• _Work to be completed_
Pull every "다이어트" line out of the data below.

Stored data
** START **

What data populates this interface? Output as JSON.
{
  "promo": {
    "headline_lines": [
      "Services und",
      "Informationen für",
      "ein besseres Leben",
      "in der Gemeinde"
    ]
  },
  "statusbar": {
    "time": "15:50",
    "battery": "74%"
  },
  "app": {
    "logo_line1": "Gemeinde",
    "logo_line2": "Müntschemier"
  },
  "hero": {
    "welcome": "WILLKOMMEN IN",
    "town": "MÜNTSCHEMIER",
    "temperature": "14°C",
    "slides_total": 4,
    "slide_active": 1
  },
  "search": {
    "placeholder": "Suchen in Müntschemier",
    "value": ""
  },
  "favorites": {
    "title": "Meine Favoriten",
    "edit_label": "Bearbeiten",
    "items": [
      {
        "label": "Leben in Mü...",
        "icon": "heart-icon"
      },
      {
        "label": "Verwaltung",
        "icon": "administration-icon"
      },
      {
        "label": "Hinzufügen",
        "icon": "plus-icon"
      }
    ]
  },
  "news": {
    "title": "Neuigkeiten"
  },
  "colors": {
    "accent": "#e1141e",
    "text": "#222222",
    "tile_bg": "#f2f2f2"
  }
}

** END **
** START **

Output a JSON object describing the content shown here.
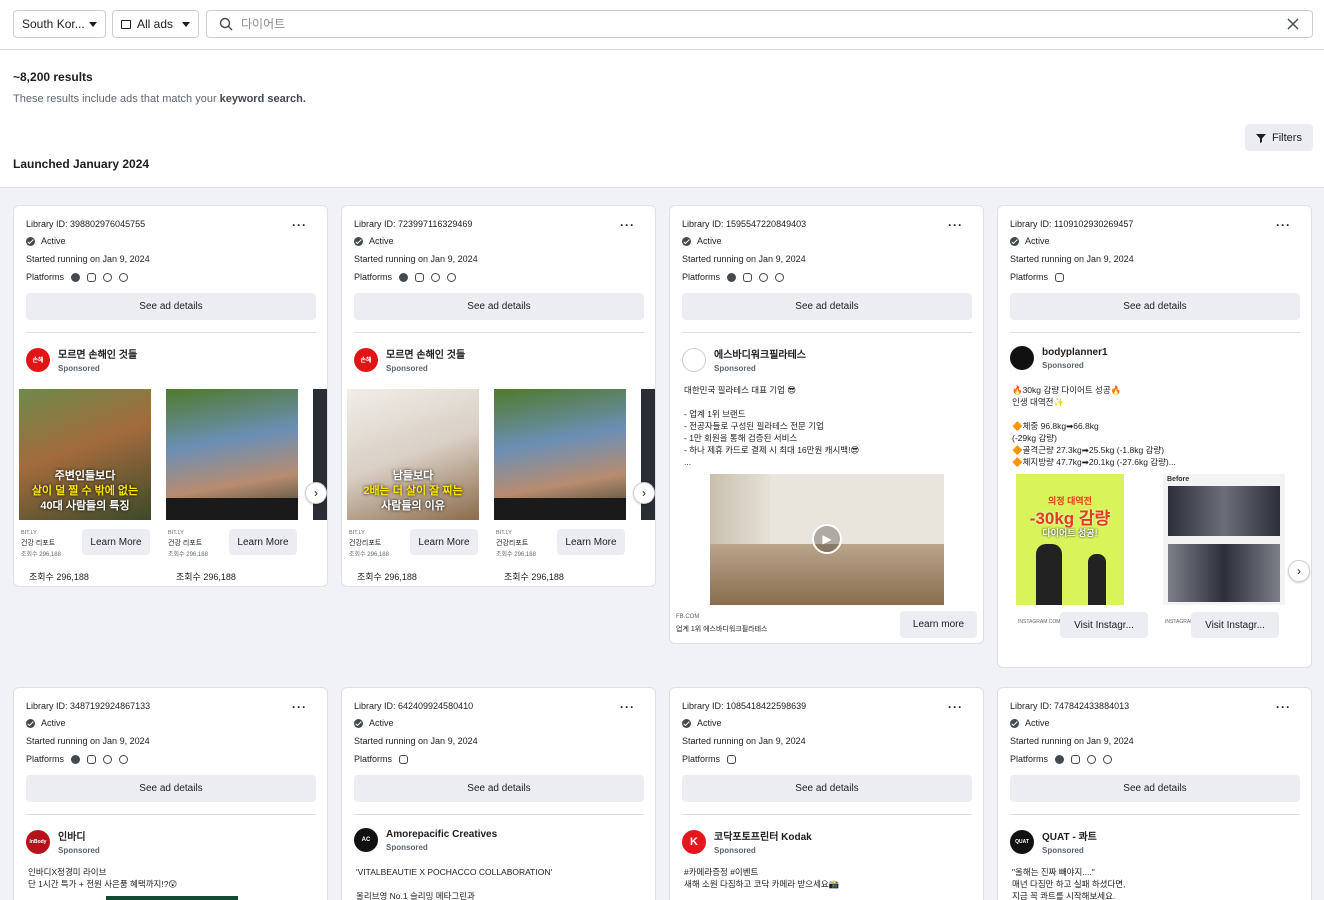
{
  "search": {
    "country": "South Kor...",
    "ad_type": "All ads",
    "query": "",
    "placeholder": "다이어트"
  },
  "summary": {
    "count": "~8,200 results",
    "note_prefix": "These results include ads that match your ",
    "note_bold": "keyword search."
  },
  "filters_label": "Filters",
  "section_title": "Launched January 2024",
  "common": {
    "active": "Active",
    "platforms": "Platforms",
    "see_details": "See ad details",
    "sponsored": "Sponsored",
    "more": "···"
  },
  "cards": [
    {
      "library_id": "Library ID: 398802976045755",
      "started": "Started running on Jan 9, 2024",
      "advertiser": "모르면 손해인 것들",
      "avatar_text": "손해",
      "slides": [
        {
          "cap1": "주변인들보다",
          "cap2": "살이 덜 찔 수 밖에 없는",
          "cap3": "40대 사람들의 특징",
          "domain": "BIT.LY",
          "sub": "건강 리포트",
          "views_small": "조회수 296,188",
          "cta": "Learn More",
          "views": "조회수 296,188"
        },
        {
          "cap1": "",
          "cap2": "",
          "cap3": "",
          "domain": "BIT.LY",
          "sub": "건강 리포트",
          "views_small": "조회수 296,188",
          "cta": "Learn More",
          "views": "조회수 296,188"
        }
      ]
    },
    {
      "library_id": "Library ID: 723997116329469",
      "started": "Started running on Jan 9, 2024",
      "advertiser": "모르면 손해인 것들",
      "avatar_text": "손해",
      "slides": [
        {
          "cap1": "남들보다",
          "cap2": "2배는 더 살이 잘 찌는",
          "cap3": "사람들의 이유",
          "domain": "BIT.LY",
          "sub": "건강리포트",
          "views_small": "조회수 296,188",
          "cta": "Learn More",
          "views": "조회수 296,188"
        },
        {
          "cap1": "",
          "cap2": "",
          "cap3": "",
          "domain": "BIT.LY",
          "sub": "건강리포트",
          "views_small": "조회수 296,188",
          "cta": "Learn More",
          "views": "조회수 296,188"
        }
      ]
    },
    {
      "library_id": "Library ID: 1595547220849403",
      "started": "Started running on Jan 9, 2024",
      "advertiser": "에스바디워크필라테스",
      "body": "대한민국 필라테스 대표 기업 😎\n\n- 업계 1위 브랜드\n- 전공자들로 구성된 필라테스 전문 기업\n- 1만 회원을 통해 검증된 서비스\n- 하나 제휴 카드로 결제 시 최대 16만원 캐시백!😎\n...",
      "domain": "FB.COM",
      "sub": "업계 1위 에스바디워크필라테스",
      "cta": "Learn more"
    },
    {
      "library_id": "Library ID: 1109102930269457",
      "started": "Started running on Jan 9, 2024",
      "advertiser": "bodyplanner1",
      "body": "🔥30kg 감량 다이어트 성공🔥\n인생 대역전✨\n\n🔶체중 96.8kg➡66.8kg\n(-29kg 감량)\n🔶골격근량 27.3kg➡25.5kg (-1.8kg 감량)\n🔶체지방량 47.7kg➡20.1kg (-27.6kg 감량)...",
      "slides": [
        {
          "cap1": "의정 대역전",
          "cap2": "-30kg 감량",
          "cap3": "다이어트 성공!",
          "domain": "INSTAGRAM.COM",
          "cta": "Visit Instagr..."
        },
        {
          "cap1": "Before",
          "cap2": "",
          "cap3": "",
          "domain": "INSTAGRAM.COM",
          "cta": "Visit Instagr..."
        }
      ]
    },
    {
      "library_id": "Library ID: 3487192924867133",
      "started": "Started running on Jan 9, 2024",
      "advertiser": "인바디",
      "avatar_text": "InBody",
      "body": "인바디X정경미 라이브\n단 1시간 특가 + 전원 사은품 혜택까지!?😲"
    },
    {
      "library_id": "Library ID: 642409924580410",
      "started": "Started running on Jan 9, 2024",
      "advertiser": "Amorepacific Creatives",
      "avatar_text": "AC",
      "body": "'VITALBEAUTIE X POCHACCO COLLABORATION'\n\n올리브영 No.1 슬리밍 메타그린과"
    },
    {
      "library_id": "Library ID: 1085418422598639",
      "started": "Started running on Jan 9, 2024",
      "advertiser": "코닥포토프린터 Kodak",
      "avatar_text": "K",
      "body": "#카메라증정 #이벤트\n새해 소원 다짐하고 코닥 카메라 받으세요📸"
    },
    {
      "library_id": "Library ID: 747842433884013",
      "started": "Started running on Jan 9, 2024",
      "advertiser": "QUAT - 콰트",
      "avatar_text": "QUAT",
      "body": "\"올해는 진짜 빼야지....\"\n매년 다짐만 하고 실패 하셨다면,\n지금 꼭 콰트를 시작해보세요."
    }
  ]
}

** END **

• _Result of the task_
    "placeholder": "다이어트"
      "body": "🔥30kg 감량 다이어트 성공🔥\n인생 대역전✨\n\n🔶체중 96.8kg➡66.8kg\n(-29kg 감량)\n🔶골격근량 27.3kg➡25.5kg (-1.8kg 감량)\n🔶체지방량 47.7kg➡20.1kg (-27.6kg 감량)...",
          "cap3": "다이어트 성공!",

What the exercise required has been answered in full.